#### [Формулировка задания]
Воспроизведите без изменений ту часть фрагмента текста о семье Билибиных, которая открывается словами, содержащими «Отец был в то», и завершается словами «Стрекоза, леди Зай.».
==== Фрагмент текста
Текст книги "Золотая Колыма"
Автор книги: Герман Волков
Жанр:
Путешествия и география
сообщить о нарушении
Текущая страница: 12 (всего у книги 24 страниц)
«УЮТНЫЙ УГОЛОК»
Жизнь армейского офицера – как у цыган, кочевая, но детям это очень нравилось. После Ростова Билибины жили в Карачеве, таком же древнем уездном городишке, с базаром, где неизбывно и приятно пахло хлебом, коноплей, кожей и лошадьми. Потом немного – всего полгода – пожили в чопорном и скучном, где ни побегать, ни порезвиться, Царском Селе, в казенных флигелях офицерской школы. А затем живой и шумный Самара-городок, где рядом и Волга, и Жигули, и базары с яркими игрушками, шарманками, каруселями. После Самары – Смоленск.
В Смоленске прожили дольше, чем в других городах: две войны и две революции пережили. Здесь Юрий Александрович, тогда – Юша, Георгий, учился в реальном училище. В гимназии, где учительствовала мама, учились сестры Людмила и Галя.
Отец был в то время, перед войной, уже полковником. Неистощимый на выдумки, он делал жизнь семьи веселой, праздничной. Дом, который они снимали по Киевской улице, старый, деревянный, с палисадником,– был превращен в уютный уголок.
Строгий на вид, с усами, торчащими как пики, и острой бородкой, отец сочинял шуточные вирши, редактировал рукописный семейный журнал, который так и назывался «Уютный уголок», сам разрисовывал его картинками, рамками, виньетками и подписывался – «редактор Шампиньон», «художник Пупсик». Его сотрудниками были все члены семьи, выступавшие под псевдонимами: Муха, Мурзилка, Кругломордик, Галка-Мокроглазик, Стрекоза, леди Зай.
В конце второго номера «Уютного уголка» объявление гласило: «Первого июня близ станции Лиозно Риго-Орловской железной дороги и местечка Лезно Могилевской губернии будет открыта дача. Дача находится в благоустроенном имении и имеет много достоинств: рыбная речка-купальня, лодки, большой сосновый лес, в нем грибы, масса цветов, возможность пользования лошадьми, качели, гигантские шаги, ослики... Выезжают на дачу все сотрудники журнала».
Накануне этого выезда мама и дети побывали в Москве, навестили многочисленную билибинскую родню, три раза осматривали Кремль и Зоологический сад. В Москве Юшу экипировали, и на дачу он выехал в суконном форменном пальто, в шлеме, с ботанической сумкой через плечо и с сачком в руке. Он чувствовал себя путешественником, отбывающим в дальние страны, ученым, уходящим в неизведанные края, больше всех волновался и всех смешил своим комичным видом. Примерно так писала Галка-Мокроглазик в «Очерках дачной жизни», опубликованных в третьем номере «Уютного уголка».
========
==== Доступные данные
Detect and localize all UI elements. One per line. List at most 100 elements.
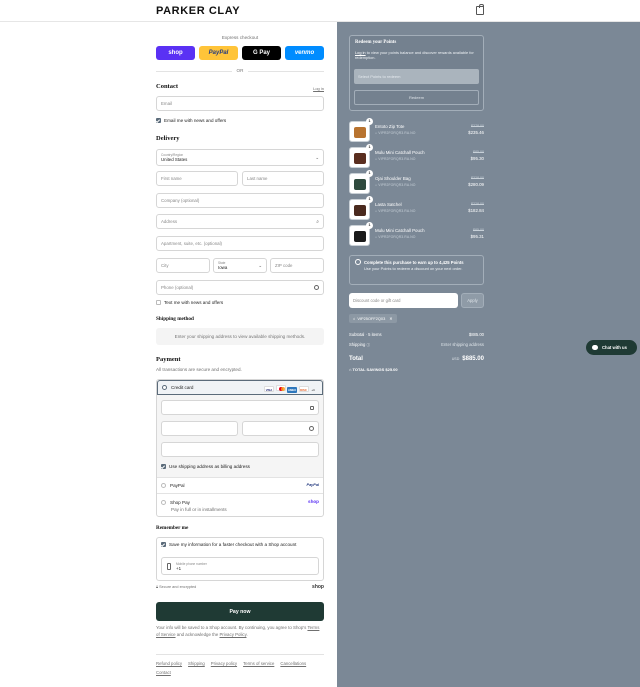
========
#### [Полный ответ]
Отец был в то время, перед войной, уже полковником. Неистощимый на выдумки, он делал жизнь семьи веселой, праздничной. Дом, который они снимали по Киевской улице, старый, деревянный, с палисадником,– был превращен в уютный уголок.
Строгий на вид, с усами, торчащими как пики, и острой бородкой, отец сочинял шуточные вирши, редактировал рукописный семейный журнал, который так и назывался «Уютный уголок», сам разрисовывал его картинками, рамками, виньетками и подписывался – «редактор Шампиньон», «художник Пупсик». Его сотрудниками были все члены семьи, выступавшие под псевдонимами: Муха, Мурзилка, Кругломордик, Галка-Мокроглазик, Стрекоза, леди Зай.